### WHAT THIS TASK INVOLVES
Tally up the lines that include "सहमह" and state that number by itself.

++++++

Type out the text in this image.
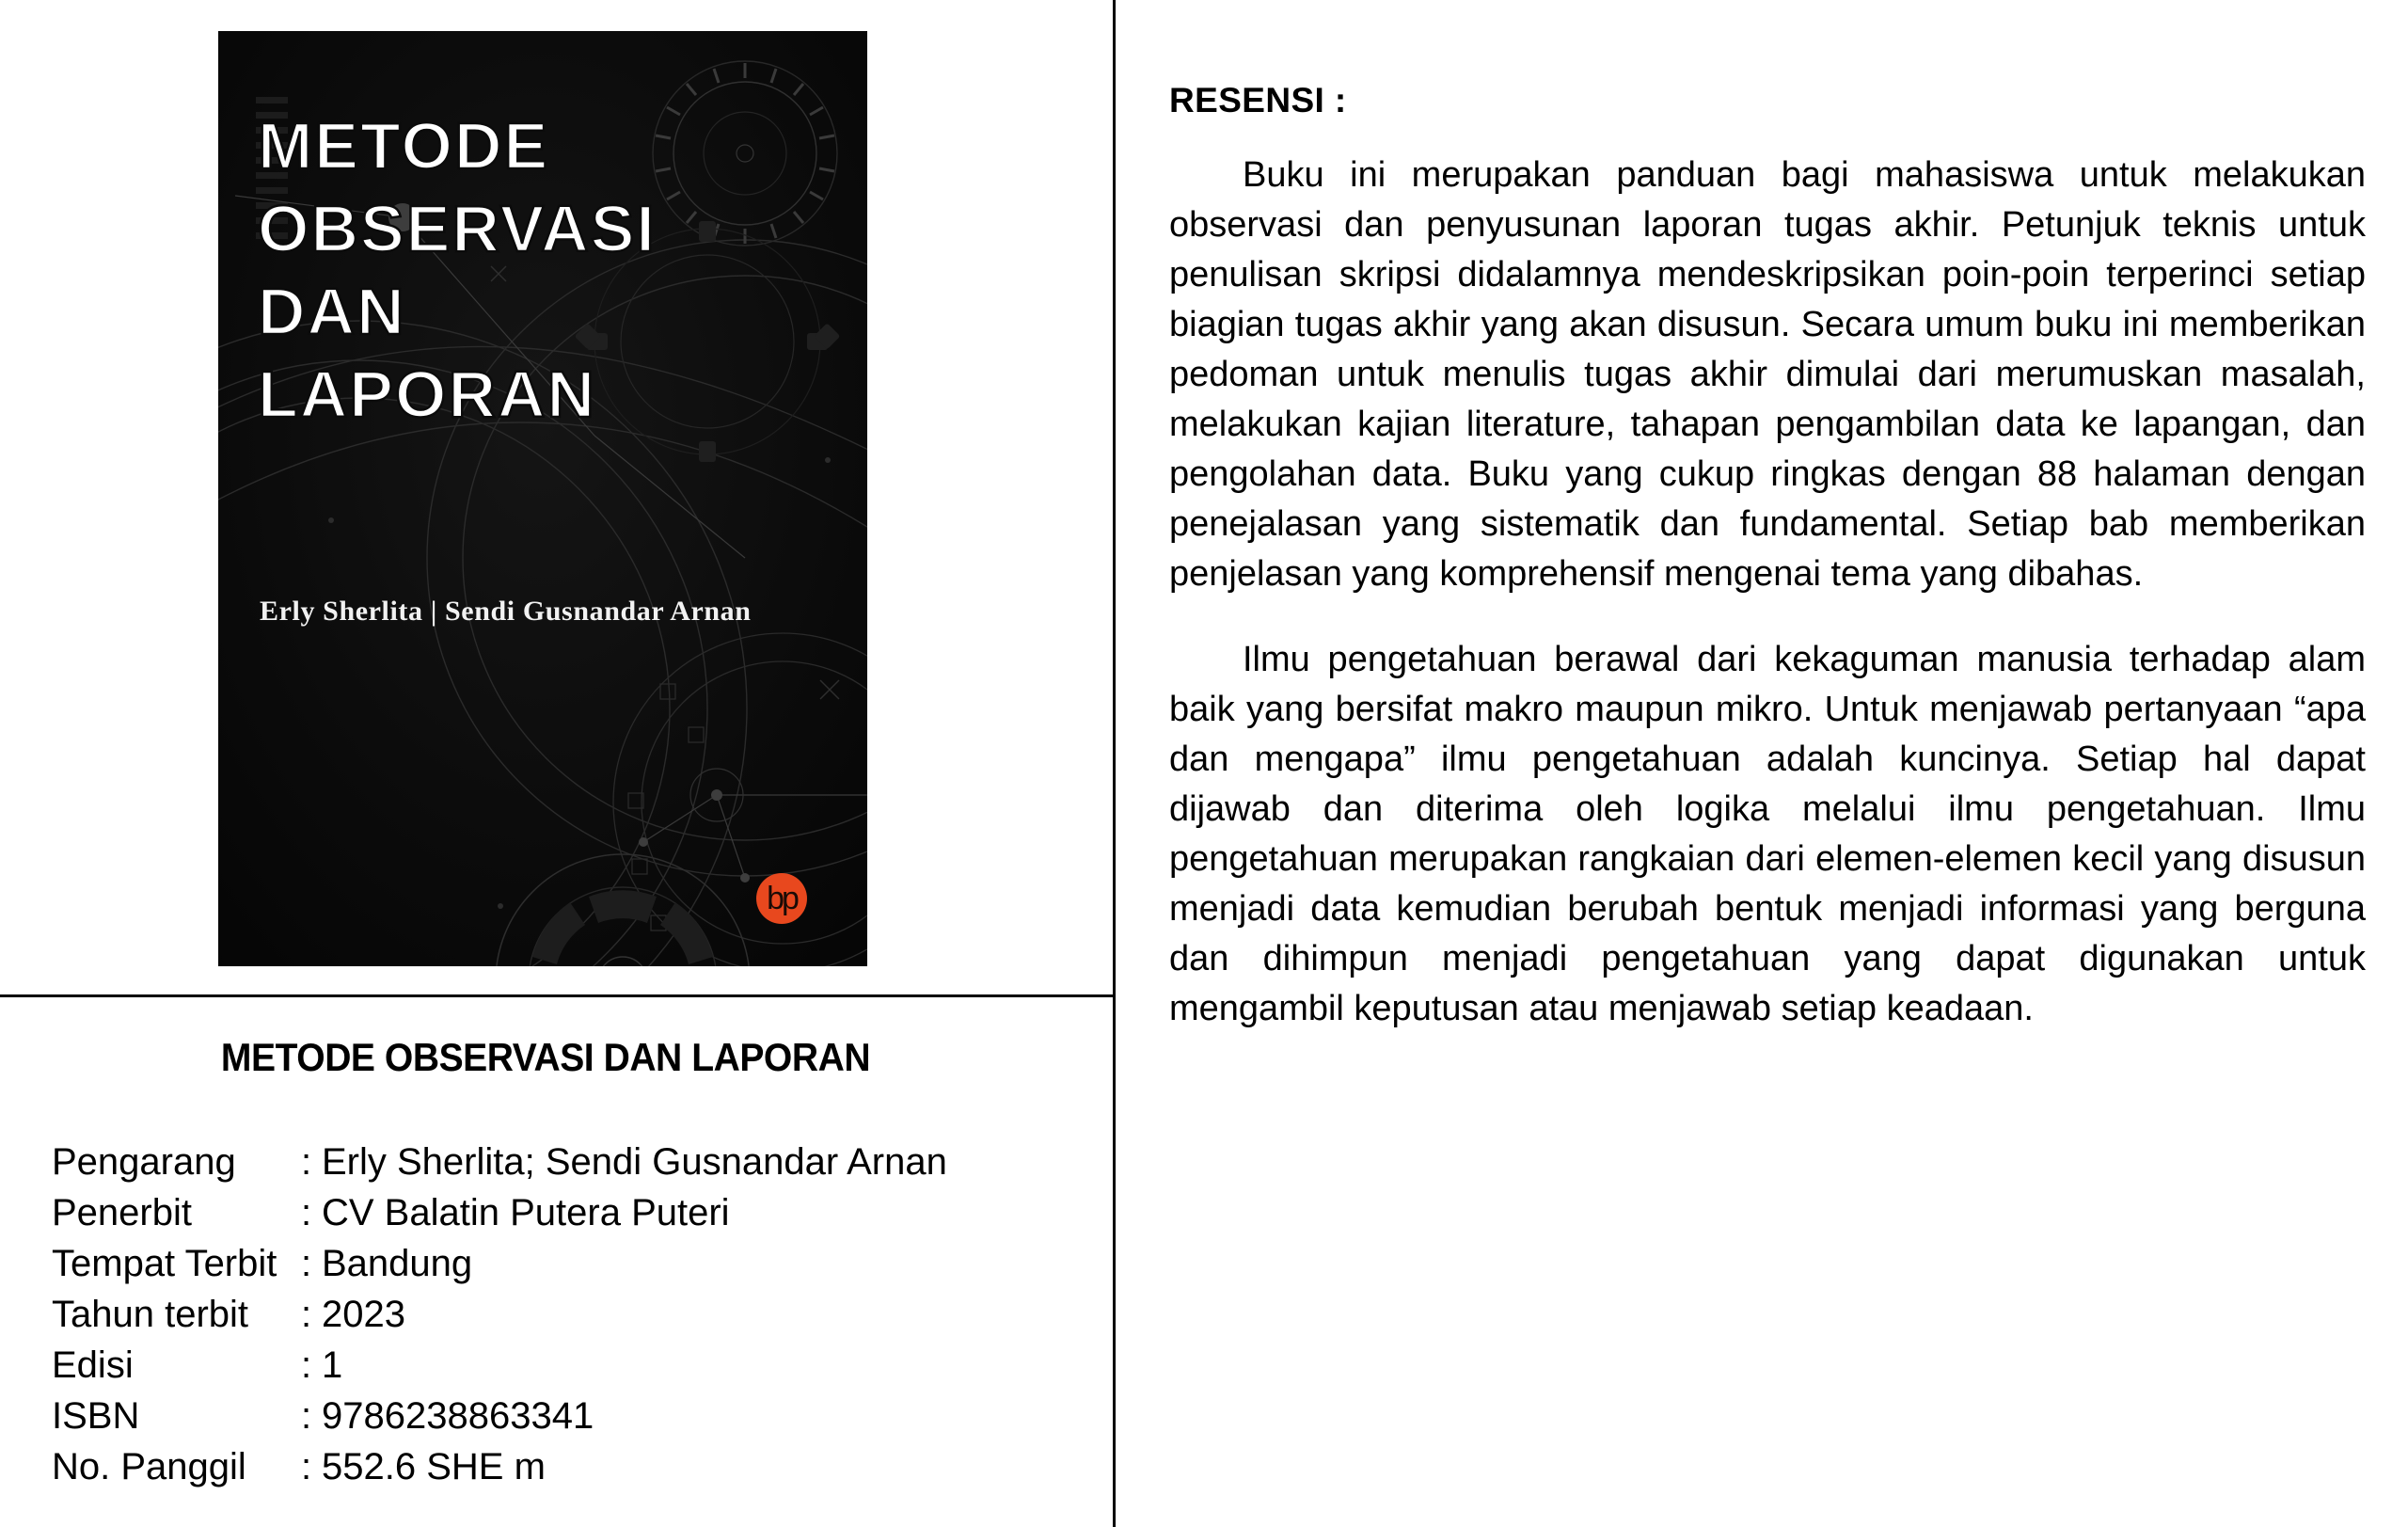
METODE METODE
OBSERVASI OBSERVASI
DAN DAN
LAPORAN LAPORAN
Erly Sherlita | Sendi Gusnandar Arnan
bp
METODE OBSERVASI DAN LAPORAN
Pengarang	:	Erly Sherlita; Sendi Gusnandar Arnan
Penerbit	:	CV Balatin Putera Puteri
Tempat Terbit	:	Bandung
Tahun terbit	:	2023
Edisi	:	1
ISBN	:	9786238863341
No. Panggil	:	552.6 SHE m
RESENSI :

Buku ini merupakan panduan bagi mahasiswa untuk melakukan observasi dan penyusunan laporan tugas akhir. Petunjuk teknis untuk penulisan skripsi didalamnya mendeskripsikan poin-poin terperinci setiap biagian tugas akhir yang akan disusun. Secara umum buku ini memberikan pedoman untuk menulis tugas akhir dimulai dari merumuskan masalah, melakukan kajian literature, tahapan pengambilan data ke lapangan, dan pengolahan data. Buku yang cukup ringkas dengan 88 halaman dengan penejalasan yang sistematik dan fundamental. Setiap bab memberikan penjelasan yang komprehensif mengenai tema yang dibahas.

Ilmu pengetahuan berawal dari kekaguman manusia terhadap alam baik yang bersifat makro maupun mikro. Untuk menjawab pertanyaan “apa dan mengapa” ilmu pengetahuan adalah kuncinya. Setiap hal dapat dijawab dan diterima oleh logika melalui ilmu pengetahuan. Ilmu pengetahuan merupakan rangkaian dari elemen-elemen kecil yang disusun menjadi data kemudian berubah bentuk menjadi informasi yang berguna dan dihimpun menjadi pengetahuan yang dapat digunakan untuk mengambil keputusan atau menjawab setiap keadaan.
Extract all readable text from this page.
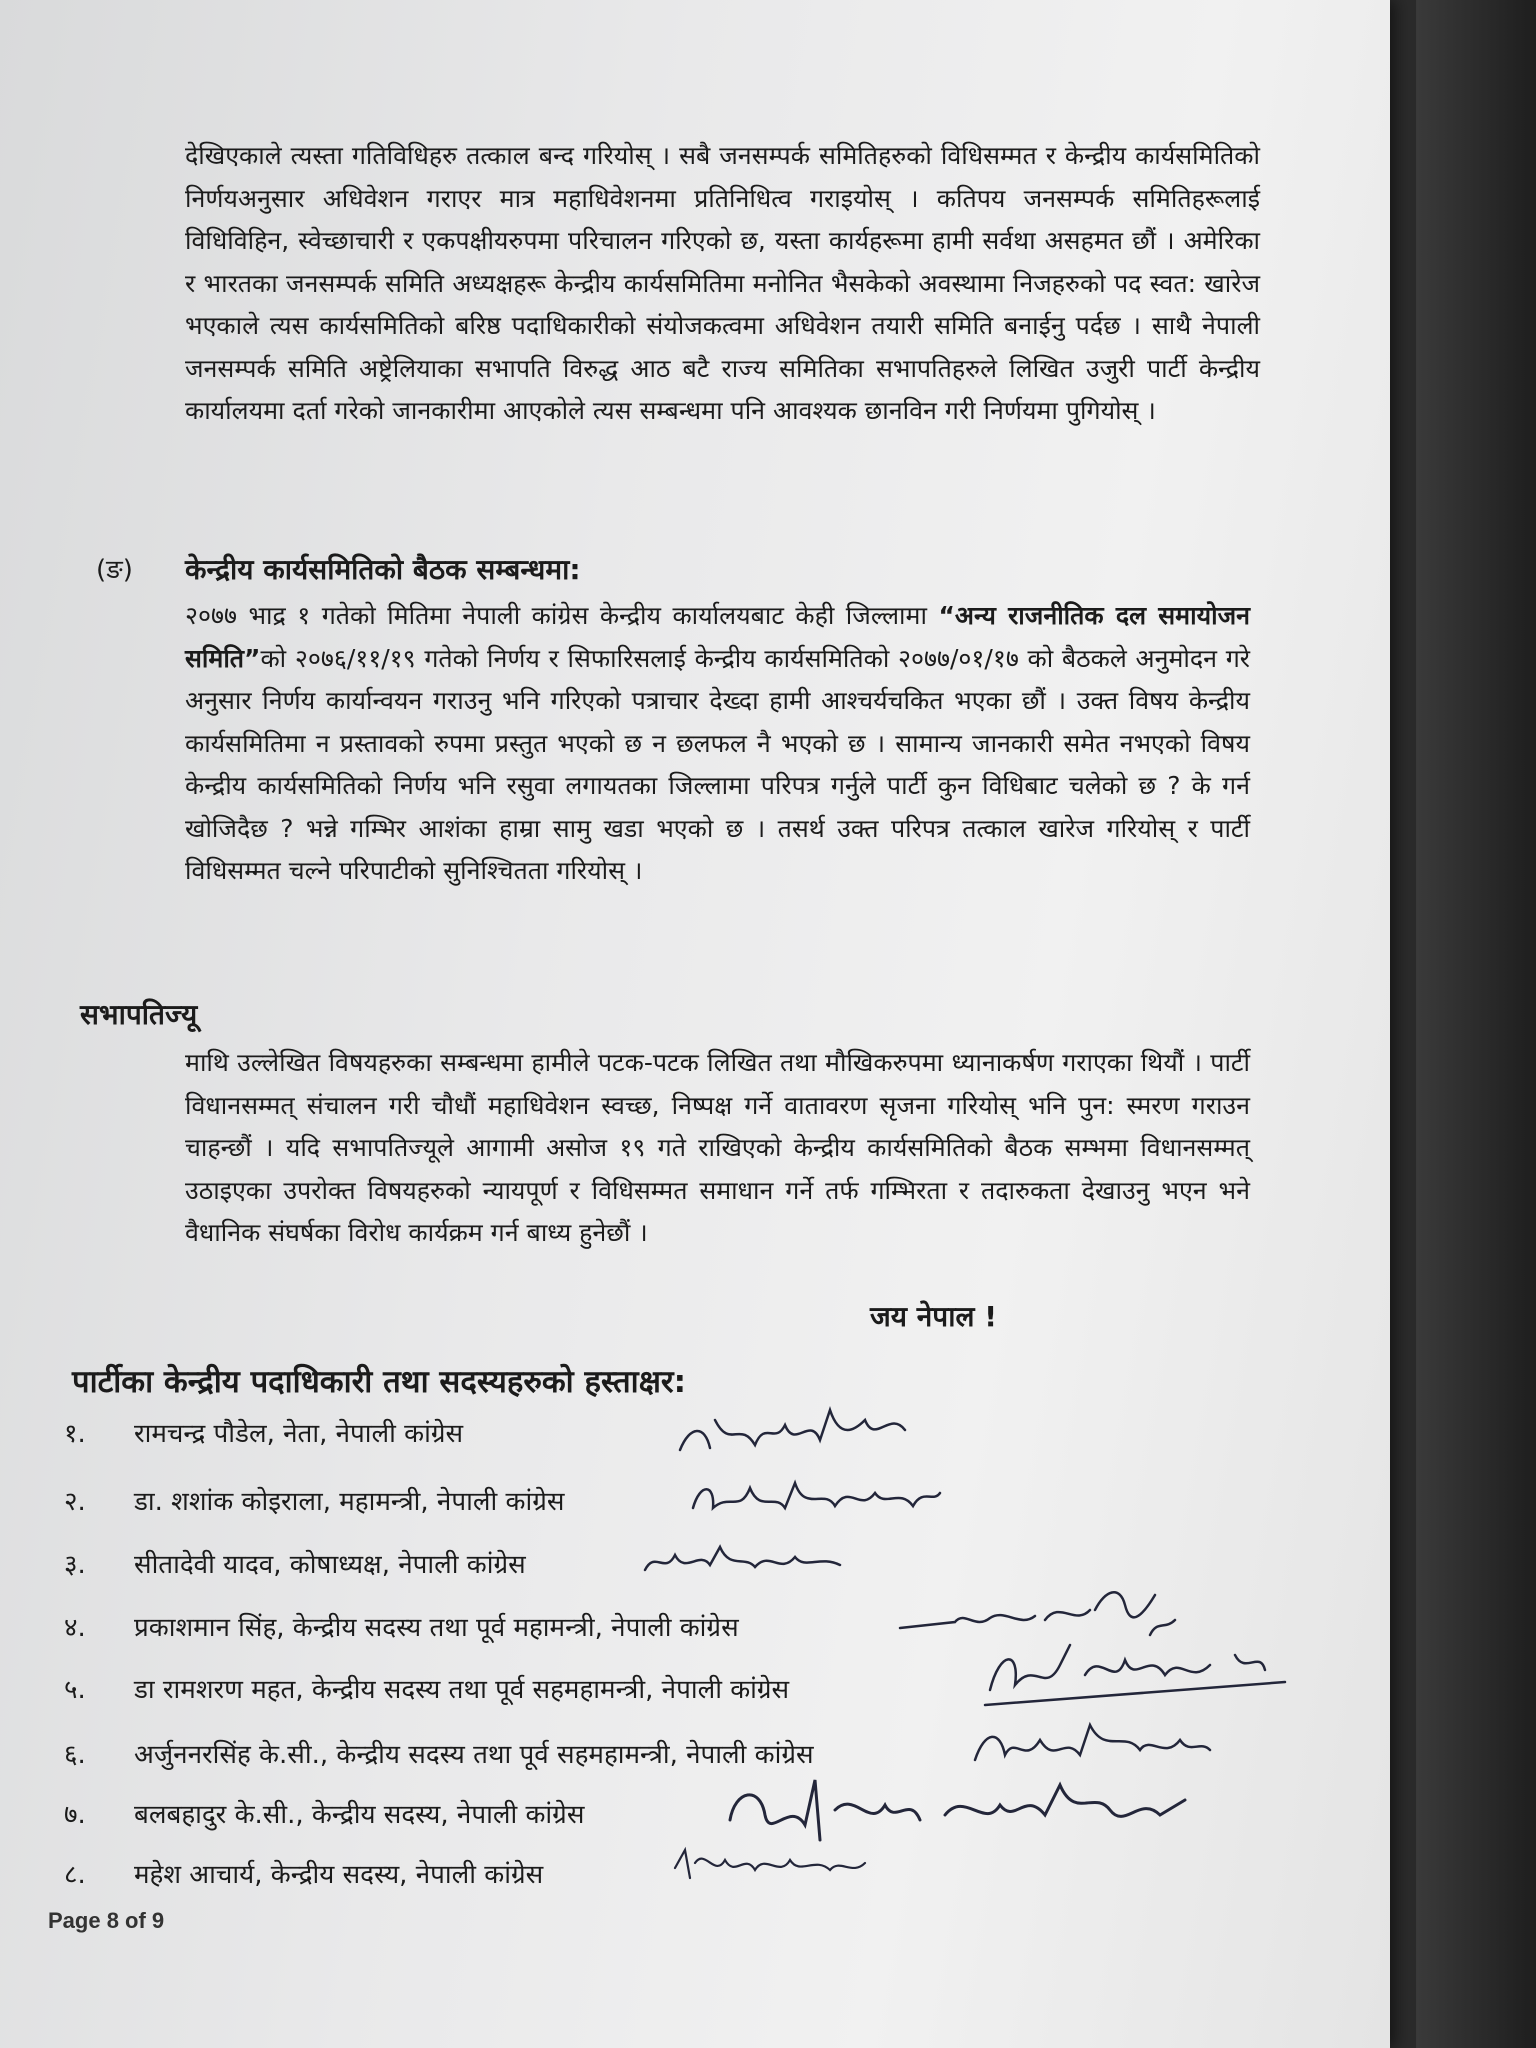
देखिएकाले त्यस्ता गतिविधिहरु तत्काल बन्द गरियोस् । सबै जनसम्पर्क समितिहरुको विधिसम्मत र केन्द्रीय कार्यसमितिको निर्णयअनुसार अधिवेशन गराएर मात्र महाधिवेशनमा प्रतिनिधित्व गराइयोस् । कतिपय जनसम्पर्क समितिहरूलाई विधिविहिन, स्वेच्छाचारी र एकपक्षीयरुपमा परिचालन गरिएको छ, यस्ता कार्यहरूमा हामी सर्वथा असहमत छौं । अमेरिका र भारतका जनसम्पर्क समिति अध्यक्षहरू केन्द्रीय कार्यसमितिमा मनोनित भैसकेको अवस्थामा निजहरुको पद स्वत: खारेज भएकाले त्यस कार्यसमितिको बरिष्ठ पदाधिकारीको संयोजकत्वमा अधिवेशन तयारी समिति बनाईनु पर्दछ । साथै नेपाली जनसम्पर्क समिति अष्ट्रेलियाका सभापति विरुद्ध आठ बटै राज्य समितिका सभापतिहरुले लिखित उजुरी पार्टी केन्द्रीय कार्यालयमा दर्ता गरेको जानकारीमा आएकोले त्यस सम्बन्धमा पनि आवश्यक छानविन गरी निर्णयमा पुगियोस् ।
(ङ) केन्द्रीय कार्यसमितिको बैठक सम्बन्धमा:
२०७७ भाद्र १ गतेको मितिमा नेपाली कांग्रेस केन्द्रीय कार्यालयबाट केही जिल्लामा “अन्य राजनीतिक दल समायोजन समिति”को २०७६/११/१९ गतेको निर्णय र सिफारिसलाई केन्द्रीय कार्यसमितिको २०७७/०१/१७ को बैठकले अनुमोदन गरे अनुसार निर्णय कार्यान्वयन गराउनु भनि गरिएको पत्राचार देख्दा हामी आश्चर्यचकित भएका छौं । उक्त विषय केन्द्रीय कार्यसमितिमा न प्रस्तावको रुपमा प्रस्तुत भएको छ न छलफल नै भएको छ । सामान्य जानकारी समेत नभएको विषय केन्द्रीय कार्यसमितिको निर्णय भनि रसुवा लगायतका जिल्लामा परिपत्र गर्नुले पार्टी कुन विधिबाट चलेको छ ? के गर्न खोजिदैछ ? भन्ने गम्भिर आशंका हाम्रा सामु खडा भएको छ । तसर्थ उक्त परिपत्र तत्काल खारेज गरियोस् र पार्टी विधिसम्मत चल्ने परिपाटीको सुनिश्चितता गरियोस् ।
सभापतिज्यू
माथि उल्लेखित विषयहरुका सम्बन्धमा हामीले पटक-पटक लिखित तथा मौखिकरुपमा ध्यानाकर्षण गराएका थियौं । पार्टी विधानसम्मत् संचालन गरी चौधौं महाधिवेशन स्वच्छ, निष्पक्ष गर्ने वातावरण सृजना गरियोस् भनि पुन: स्मरण गराउन चाहन्छौं । यदि सभापतिज्यूले आगामी असोज १९ गते राखिएको केन्द्रीय कार्यसमितिको बैठक सम्भमा विधानसम्मत् उठाइएका उपरोक्त विषयहरुको न्यायपूर्ण र विधिसम्मत समाधान गर्ने तर्फ गम्भिरता र तदारुकता देखाउनु भएन भने वैधानिक संघर्षका विरोध कार्यक्रम गर्न बाध्य हुनेछौं ।
जय नेपाल !
पार्टीका केन्द्रीय पदाधिकारी तथा सदस्यहरुको हस्ताक्षर:
१.	रामचन्द्र पौडेल, नेता, नेपाली कांग्रेस
२.	डा. शशांक कोइराला, महामन्त्री, नेपाली कांग्रेस
३.	सीतादेवी यादव, कोषाध्यक्ष, नेपाली कांग्रेस
४.	प्रकाशमान सिंह, केन्द्रीय सदस्य तथा पूर्व महामन्त्री, नेपाली कांग्रेस
५.	डा रामशरण महत, केन्द्रीय सदस्य तथा पूर्व सहमहामन्त्री, नेपाली कांग्रेस
६.	अर्जुननरसिंह के.सी., केन्द्रीय सदस्य तथा पूर्व सहमहामन्त्री, नेपाली कांग्रेस
७.	बलबहादुर के.सी., केन्द्रीय सदस्य, नेपाली कांग्रेस
८.	महेश आचार्य, केन्द्रीय सदस्य, नेपाली कांग्रेस
Page 8 of 9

++++++

### OUTPUT
2